- **Material shown**
※ ※ ※

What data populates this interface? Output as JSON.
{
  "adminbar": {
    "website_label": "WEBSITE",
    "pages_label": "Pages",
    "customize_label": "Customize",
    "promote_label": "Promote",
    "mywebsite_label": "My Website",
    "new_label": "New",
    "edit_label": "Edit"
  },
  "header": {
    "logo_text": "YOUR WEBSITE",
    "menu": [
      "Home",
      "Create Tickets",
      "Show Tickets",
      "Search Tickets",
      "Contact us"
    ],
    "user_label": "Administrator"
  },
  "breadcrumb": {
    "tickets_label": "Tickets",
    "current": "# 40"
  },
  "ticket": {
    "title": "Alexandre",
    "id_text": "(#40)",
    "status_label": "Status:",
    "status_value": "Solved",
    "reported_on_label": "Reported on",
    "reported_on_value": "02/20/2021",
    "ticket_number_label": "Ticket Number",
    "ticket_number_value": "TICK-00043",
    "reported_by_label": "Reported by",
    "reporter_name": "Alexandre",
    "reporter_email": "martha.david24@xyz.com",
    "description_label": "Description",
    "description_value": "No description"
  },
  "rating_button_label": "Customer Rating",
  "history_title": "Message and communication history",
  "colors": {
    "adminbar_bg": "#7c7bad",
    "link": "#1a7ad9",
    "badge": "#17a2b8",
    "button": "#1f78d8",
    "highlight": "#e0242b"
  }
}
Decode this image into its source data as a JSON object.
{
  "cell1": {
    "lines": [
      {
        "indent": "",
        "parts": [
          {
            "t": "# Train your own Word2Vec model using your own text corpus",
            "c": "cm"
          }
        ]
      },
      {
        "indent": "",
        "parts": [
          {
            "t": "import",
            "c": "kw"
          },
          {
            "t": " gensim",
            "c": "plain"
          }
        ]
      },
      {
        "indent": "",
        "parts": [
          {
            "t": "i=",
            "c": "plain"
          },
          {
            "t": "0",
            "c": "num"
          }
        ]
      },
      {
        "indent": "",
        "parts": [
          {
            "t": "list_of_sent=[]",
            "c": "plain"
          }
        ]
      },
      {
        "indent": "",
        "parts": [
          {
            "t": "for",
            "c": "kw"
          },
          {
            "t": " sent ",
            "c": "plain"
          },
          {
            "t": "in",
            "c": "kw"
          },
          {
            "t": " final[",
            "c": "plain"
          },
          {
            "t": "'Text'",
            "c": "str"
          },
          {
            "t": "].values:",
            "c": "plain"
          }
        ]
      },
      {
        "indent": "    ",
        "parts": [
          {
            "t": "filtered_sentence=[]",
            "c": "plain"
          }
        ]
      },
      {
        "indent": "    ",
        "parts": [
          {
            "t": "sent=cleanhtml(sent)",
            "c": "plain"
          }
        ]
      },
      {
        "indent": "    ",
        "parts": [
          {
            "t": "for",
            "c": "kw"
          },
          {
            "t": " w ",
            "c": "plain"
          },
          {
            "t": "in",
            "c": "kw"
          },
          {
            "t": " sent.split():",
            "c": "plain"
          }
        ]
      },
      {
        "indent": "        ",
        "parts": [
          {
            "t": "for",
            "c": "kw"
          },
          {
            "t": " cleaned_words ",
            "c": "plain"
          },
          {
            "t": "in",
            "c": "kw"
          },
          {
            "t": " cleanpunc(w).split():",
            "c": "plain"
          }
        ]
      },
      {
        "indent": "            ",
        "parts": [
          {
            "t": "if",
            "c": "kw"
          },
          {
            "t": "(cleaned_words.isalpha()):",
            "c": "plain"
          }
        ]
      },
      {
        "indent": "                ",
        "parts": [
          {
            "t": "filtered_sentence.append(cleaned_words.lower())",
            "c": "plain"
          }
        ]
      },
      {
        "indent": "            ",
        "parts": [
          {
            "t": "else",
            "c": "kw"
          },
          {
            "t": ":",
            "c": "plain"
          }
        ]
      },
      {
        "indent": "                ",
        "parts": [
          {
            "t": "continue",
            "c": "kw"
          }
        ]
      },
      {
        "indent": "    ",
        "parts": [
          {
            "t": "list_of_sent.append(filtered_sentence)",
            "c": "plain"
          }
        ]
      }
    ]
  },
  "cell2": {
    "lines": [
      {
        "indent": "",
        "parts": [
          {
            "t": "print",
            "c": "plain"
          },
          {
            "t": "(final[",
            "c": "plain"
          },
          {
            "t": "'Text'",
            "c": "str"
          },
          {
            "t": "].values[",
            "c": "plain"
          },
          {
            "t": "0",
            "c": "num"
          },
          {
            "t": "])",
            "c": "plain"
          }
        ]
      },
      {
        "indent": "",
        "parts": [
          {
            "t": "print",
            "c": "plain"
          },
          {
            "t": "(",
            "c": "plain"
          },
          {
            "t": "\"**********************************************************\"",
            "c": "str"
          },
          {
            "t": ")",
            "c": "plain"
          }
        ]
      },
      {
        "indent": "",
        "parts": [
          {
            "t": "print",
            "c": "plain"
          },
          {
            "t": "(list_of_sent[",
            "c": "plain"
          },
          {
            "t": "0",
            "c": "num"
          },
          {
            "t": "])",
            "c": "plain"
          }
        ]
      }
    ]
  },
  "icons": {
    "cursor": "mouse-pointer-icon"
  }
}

※ ※ ※

- **Aim**
Look through the entries above; copy every line holding the string "JSON".

- **Written solution**
What data populates this interface? Output as JSON.
Decode this image into its source data as a JSON object.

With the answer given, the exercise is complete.